# AIM
What is the number of lines containing the word "shoulder"? Please answer with that number and nothing more.

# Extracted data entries

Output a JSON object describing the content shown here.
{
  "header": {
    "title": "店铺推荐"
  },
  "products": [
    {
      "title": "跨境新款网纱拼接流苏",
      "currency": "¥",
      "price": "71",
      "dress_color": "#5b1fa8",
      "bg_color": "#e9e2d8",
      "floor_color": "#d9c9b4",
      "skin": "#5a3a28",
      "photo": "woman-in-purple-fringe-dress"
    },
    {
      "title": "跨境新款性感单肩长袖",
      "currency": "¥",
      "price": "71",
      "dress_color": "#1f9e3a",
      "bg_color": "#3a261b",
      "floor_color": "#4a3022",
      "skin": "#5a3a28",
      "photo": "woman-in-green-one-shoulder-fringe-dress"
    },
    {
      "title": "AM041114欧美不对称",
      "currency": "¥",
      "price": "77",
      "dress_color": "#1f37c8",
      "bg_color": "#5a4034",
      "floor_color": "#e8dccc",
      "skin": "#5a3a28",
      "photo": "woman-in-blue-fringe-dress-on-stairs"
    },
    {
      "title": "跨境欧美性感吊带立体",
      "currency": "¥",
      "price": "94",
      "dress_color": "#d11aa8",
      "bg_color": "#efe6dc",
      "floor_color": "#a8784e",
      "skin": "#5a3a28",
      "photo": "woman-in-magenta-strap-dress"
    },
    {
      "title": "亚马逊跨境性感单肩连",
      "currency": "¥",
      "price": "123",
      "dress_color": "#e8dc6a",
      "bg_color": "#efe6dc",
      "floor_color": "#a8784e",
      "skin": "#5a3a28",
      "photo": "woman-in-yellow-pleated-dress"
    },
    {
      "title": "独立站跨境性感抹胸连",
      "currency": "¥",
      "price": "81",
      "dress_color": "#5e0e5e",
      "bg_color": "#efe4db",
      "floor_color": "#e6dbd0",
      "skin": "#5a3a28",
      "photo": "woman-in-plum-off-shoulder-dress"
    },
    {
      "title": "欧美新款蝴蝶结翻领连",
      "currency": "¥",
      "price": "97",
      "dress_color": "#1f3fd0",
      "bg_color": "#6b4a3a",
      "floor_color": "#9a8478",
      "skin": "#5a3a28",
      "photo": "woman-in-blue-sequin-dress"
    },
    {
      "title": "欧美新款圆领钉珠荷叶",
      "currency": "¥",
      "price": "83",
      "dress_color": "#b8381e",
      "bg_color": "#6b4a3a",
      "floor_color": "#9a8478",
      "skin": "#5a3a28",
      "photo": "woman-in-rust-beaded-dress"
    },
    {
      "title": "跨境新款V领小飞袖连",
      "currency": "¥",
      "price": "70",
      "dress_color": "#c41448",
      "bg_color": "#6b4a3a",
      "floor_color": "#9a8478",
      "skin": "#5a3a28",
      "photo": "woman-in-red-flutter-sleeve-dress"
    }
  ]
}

# SOLUTION FOR THIS PROBLEM
2